**AIM OF THE EXERCISE:** Gather every line holding the string "this".

#### INFORMATION GIVEN ####

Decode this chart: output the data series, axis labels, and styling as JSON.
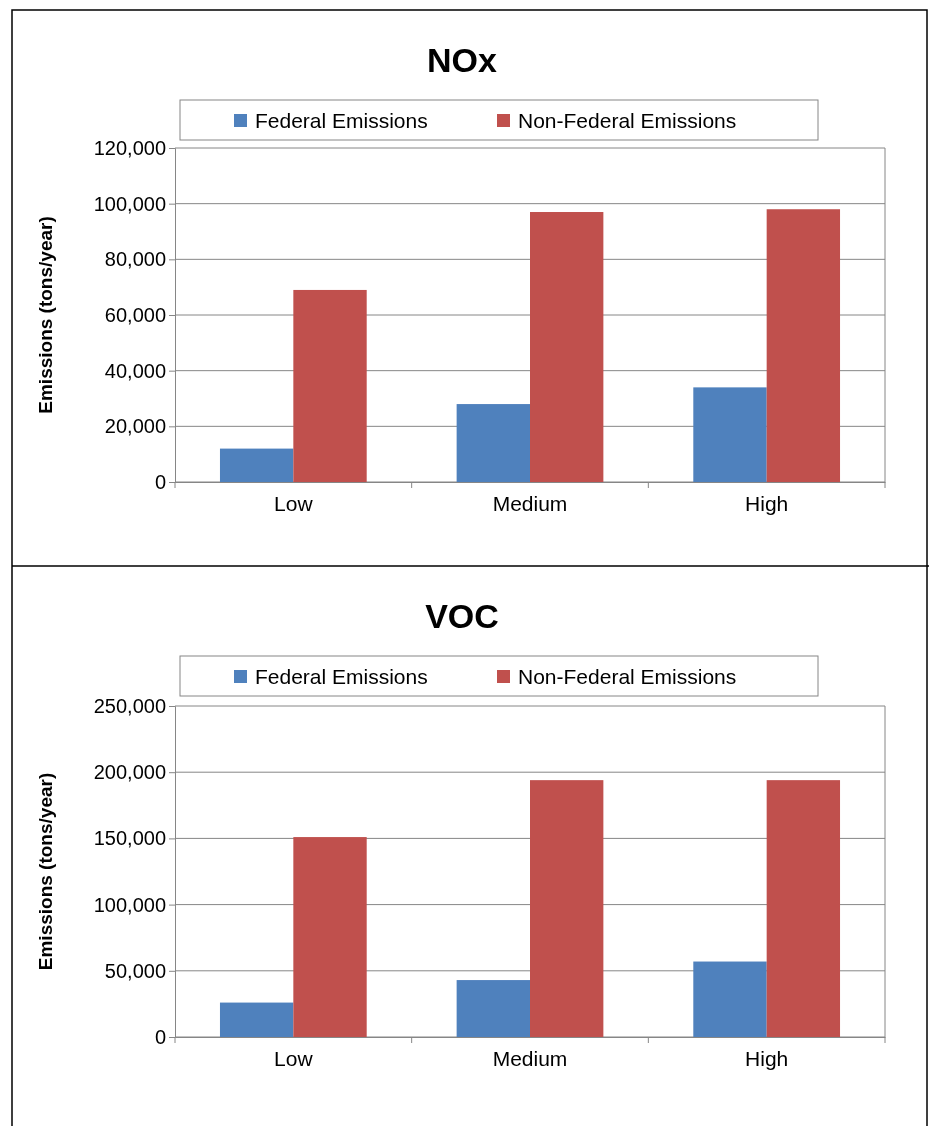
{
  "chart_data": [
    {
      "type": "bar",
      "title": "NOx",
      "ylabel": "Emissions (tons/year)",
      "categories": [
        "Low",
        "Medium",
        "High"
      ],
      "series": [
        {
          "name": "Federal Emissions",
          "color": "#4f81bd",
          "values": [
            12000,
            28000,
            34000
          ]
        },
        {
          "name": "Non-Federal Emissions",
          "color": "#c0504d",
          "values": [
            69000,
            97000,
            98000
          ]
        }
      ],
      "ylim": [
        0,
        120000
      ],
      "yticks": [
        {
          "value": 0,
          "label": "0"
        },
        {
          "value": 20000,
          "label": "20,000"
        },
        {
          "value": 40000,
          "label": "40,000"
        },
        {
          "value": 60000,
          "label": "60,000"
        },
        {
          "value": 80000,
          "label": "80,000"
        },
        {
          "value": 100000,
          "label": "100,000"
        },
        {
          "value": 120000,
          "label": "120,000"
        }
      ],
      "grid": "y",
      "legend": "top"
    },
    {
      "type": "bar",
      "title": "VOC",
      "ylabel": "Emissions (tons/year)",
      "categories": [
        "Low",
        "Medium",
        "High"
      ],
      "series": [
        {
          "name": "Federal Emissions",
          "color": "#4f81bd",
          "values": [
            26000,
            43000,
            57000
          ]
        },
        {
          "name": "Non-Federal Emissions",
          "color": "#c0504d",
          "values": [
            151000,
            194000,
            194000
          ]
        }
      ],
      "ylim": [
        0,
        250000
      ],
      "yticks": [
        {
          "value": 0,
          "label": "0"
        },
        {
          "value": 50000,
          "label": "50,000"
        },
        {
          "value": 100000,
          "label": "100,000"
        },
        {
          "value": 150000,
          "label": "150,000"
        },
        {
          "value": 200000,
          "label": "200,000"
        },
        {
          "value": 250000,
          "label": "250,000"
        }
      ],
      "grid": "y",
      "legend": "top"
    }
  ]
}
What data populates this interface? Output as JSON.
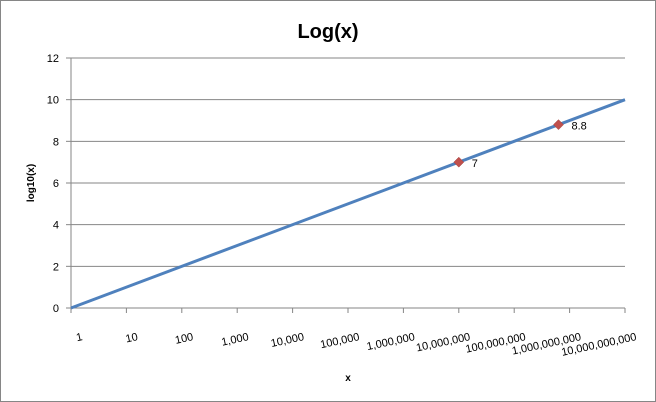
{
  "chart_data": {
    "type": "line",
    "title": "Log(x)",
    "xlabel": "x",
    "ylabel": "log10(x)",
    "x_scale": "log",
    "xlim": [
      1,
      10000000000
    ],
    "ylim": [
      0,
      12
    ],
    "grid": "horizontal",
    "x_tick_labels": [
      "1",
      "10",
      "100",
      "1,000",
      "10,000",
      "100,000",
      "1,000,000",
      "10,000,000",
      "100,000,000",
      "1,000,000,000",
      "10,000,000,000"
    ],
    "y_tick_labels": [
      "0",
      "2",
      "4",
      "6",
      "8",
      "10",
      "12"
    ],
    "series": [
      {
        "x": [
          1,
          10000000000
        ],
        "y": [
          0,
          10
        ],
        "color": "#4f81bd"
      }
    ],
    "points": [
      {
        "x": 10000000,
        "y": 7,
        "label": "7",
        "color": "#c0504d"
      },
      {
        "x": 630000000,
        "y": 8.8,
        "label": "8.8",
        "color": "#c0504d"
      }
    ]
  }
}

####

**CORRECT RESULT:**
Decode this chart: output the data series, axis labels, and styling as JSON.
What data populates this interface? Output as JSON.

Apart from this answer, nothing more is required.